- What you will do -
Search the data below for the word "name" and copy each line that holds it.

- Data records -
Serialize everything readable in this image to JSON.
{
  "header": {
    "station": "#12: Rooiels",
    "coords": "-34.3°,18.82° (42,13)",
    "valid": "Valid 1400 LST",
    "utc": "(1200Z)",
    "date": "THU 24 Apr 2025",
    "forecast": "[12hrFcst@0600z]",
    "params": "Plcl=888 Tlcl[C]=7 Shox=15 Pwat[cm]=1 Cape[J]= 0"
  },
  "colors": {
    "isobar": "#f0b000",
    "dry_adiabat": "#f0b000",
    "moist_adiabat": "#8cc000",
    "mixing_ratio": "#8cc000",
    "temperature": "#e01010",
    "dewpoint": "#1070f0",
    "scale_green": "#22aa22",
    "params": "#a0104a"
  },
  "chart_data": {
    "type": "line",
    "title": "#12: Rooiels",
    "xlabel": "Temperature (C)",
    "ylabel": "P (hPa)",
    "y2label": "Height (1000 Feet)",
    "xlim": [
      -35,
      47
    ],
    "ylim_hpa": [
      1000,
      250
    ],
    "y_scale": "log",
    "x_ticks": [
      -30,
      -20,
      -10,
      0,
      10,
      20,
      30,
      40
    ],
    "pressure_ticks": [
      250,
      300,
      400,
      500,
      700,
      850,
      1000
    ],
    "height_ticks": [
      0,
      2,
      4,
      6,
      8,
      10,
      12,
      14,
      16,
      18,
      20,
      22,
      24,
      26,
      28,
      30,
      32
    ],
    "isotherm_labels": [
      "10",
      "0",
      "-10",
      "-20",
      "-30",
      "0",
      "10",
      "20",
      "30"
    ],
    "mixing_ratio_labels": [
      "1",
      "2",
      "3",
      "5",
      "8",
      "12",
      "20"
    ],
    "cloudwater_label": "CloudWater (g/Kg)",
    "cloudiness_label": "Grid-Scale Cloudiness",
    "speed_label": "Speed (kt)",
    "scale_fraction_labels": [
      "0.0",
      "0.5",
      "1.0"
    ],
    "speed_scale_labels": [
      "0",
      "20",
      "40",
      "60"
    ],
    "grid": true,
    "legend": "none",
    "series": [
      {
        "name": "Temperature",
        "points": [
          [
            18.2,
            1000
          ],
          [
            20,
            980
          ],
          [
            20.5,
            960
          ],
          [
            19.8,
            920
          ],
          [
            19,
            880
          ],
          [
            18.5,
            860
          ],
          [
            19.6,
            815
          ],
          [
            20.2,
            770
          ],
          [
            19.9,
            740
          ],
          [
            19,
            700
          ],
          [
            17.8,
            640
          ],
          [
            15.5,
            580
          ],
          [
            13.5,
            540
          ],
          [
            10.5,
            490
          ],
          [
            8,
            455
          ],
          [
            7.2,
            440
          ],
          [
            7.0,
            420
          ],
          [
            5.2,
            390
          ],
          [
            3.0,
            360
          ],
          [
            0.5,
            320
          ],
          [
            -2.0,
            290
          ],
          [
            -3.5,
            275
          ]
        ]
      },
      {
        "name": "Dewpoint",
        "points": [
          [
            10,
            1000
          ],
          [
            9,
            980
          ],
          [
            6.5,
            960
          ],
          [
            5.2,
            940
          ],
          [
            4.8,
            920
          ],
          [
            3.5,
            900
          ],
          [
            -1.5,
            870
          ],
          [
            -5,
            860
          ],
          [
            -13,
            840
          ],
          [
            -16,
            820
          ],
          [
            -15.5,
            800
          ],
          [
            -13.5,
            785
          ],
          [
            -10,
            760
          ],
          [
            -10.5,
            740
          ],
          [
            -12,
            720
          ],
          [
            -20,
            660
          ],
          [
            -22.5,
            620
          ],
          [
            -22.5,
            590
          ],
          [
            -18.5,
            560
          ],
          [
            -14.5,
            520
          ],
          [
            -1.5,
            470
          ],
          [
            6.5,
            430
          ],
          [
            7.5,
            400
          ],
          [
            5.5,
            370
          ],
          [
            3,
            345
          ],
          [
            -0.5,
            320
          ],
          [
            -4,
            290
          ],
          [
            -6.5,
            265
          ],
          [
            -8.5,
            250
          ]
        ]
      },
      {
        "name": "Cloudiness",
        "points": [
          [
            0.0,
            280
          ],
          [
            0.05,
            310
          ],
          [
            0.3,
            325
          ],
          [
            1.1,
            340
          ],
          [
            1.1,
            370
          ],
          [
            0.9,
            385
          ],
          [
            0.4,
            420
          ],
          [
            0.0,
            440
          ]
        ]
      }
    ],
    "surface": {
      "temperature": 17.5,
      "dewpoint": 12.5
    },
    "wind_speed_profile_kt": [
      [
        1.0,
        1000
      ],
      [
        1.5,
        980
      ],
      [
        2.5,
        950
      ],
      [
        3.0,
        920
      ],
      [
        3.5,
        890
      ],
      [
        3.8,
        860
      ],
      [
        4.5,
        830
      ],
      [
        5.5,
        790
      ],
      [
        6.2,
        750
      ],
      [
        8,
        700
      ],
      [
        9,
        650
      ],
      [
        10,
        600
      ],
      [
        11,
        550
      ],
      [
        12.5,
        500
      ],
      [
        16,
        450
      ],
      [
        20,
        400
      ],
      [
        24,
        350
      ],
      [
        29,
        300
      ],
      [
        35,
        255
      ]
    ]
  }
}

- Response -
        "name": "Temperature",
        "name": "Dewpoint",
        "name": "Cloudiness",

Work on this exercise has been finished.